Stored data:
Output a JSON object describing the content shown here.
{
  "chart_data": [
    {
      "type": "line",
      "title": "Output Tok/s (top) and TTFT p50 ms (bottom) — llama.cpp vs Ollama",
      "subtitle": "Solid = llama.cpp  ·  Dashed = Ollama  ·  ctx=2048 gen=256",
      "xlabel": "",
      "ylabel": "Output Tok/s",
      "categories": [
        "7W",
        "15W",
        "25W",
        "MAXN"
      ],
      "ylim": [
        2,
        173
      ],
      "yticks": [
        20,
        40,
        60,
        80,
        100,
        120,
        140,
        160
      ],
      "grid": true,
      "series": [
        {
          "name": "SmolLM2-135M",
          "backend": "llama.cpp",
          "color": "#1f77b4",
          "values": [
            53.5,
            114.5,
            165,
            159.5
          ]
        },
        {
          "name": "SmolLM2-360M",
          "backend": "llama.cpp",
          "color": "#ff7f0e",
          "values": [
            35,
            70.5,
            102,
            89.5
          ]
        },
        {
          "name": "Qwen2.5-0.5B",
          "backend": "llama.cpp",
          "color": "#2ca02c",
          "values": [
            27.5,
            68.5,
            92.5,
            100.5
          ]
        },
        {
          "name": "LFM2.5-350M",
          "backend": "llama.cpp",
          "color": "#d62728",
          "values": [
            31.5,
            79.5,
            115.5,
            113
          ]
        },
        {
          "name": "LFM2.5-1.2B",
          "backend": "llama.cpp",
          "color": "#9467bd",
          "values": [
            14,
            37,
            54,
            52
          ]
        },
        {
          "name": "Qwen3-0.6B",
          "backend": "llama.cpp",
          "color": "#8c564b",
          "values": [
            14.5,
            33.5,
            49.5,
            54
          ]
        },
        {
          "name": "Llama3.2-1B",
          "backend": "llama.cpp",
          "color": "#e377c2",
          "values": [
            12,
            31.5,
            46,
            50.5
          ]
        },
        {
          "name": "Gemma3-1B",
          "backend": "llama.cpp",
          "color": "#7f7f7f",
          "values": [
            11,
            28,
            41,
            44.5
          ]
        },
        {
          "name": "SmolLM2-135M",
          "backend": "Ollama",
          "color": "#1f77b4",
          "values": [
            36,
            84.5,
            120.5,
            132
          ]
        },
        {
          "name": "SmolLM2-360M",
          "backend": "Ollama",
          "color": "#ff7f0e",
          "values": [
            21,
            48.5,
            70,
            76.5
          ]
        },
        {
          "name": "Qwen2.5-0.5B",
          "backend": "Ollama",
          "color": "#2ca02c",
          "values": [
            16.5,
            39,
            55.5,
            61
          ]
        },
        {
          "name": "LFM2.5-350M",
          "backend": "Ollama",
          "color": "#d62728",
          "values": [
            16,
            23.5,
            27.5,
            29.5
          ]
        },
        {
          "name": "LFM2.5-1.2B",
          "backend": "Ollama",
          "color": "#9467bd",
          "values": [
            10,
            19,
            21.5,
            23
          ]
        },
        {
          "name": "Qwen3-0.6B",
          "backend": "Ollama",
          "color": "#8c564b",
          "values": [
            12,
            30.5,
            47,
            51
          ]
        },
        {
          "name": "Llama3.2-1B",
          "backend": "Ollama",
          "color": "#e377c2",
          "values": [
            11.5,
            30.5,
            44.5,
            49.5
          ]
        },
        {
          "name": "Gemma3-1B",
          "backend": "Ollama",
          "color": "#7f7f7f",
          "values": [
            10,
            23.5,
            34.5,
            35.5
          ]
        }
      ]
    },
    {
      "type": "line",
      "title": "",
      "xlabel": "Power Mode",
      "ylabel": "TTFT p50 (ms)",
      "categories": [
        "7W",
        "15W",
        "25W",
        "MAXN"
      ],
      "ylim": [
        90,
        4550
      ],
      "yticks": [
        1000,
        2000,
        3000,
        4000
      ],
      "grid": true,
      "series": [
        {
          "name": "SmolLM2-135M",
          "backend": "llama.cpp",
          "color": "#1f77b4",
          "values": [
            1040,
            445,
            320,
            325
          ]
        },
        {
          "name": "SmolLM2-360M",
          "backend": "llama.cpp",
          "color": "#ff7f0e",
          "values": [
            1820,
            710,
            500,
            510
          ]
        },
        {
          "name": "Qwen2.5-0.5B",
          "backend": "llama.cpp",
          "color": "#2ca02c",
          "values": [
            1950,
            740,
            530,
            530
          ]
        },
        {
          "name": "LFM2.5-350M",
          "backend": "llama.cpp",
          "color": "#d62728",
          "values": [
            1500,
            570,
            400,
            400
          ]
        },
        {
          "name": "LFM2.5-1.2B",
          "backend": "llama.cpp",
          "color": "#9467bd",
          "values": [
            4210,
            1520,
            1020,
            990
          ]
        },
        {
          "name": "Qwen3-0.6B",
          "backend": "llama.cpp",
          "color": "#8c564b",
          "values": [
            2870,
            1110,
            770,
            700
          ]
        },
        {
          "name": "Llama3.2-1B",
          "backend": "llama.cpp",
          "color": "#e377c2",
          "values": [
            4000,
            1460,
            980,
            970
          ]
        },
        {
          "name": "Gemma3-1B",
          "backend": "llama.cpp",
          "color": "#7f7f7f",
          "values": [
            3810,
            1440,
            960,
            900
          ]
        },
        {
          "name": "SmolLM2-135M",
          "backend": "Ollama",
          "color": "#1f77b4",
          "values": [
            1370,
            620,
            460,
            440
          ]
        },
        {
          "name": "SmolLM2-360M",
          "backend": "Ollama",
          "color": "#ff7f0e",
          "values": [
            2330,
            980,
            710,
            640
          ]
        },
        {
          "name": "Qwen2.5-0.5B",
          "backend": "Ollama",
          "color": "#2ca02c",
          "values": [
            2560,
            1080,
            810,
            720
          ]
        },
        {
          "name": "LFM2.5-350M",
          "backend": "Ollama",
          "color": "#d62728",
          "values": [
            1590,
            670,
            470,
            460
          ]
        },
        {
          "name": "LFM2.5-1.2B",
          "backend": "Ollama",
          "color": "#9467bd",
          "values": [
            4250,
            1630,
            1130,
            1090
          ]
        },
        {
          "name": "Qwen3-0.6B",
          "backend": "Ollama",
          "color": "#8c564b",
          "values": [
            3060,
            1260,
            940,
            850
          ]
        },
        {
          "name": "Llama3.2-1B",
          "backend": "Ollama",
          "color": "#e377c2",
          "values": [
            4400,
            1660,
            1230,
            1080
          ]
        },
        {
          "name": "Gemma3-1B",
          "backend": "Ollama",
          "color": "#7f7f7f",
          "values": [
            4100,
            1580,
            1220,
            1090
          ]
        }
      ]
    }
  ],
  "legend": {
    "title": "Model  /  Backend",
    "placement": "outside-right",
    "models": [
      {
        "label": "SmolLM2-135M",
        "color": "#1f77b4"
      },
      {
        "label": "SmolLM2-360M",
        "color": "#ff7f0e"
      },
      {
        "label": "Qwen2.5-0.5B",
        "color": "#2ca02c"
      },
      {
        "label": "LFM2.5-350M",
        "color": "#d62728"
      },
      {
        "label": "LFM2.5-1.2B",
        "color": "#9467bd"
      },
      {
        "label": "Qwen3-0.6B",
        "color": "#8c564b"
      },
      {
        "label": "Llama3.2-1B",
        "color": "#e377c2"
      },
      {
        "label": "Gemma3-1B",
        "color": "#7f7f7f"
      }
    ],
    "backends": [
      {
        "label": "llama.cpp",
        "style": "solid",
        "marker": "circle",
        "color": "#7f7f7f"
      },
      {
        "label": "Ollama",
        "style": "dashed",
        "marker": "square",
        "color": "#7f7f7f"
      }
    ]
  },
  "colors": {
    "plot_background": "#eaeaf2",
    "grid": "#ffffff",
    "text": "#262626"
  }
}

### Task requirements
State how many lines of the listing above include the word "ylabel". Give nothing but the number.

### Solution to this problem
2